Problem to solve:
Your reply should be a single number: how many lines contain the string "icon".

Supplied records:

⁂

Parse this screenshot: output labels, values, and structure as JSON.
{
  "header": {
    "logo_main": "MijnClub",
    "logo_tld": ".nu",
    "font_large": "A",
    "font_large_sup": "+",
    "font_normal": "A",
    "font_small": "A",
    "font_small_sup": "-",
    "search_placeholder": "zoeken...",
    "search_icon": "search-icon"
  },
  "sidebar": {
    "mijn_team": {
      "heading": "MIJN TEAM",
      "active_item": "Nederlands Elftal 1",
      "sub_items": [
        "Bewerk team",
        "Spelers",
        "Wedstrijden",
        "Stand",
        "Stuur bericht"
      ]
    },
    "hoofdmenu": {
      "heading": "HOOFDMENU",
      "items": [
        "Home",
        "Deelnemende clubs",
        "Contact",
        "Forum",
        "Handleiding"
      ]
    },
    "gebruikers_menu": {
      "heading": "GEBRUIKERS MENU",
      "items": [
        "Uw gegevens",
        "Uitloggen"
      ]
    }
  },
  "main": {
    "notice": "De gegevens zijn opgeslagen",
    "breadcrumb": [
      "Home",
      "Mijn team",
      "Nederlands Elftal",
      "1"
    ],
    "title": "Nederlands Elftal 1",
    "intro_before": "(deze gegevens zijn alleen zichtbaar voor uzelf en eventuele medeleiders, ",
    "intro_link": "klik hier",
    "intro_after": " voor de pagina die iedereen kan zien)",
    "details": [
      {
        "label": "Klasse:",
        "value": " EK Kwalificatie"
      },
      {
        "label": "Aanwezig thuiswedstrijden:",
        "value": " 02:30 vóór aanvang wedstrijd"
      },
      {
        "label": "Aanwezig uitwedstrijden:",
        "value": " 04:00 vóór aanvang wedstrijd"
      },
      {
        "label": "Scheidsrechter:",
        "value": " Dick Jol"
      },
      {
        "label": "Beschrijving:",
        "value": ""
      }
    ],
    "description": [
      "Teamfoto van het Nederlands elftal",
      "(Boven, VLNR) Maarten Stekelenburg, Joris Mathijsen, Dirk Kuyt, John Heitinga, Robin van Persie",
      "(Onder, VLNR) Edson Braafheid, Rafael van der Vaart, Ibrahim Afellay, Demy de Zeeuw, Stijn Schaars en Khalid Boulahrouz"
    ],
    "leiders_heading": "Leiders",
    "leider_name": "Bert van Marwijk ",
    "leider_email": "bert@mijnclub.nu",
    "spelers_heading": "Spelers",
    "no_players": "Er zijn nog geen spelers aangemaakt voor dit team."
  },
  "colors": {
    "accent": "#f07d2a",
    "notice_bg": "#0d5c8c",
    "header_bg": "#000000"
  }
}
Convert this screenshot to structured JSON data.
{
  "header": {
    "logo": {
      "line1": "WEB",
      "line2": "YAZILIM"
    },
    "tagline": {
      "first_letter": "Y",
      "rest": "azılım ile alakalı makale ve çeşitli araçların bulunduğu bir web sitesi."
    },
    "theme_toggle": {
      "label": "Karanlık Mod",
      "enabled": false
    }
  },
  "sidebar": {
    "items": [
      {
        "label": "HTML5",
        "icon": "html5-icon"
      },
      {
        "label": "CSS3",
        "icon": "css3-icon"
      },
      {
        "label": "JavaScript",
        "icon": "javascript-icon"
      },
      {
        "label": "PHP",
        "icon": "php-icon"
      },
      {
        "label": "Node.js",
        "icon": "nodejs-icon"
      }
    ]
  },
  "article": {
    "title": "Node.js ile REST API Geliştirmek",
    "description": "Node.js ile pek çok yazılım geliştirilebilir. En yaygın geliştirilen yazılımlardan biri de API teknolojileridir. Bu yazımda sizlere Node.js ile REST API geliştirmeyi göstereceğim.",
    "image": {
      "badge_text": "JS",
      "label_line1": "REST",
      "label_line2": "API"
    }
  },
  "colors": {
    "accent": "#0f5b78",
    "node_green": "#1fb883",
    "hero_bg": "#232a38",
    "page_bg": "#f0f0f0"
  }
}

⁂

Reply:
6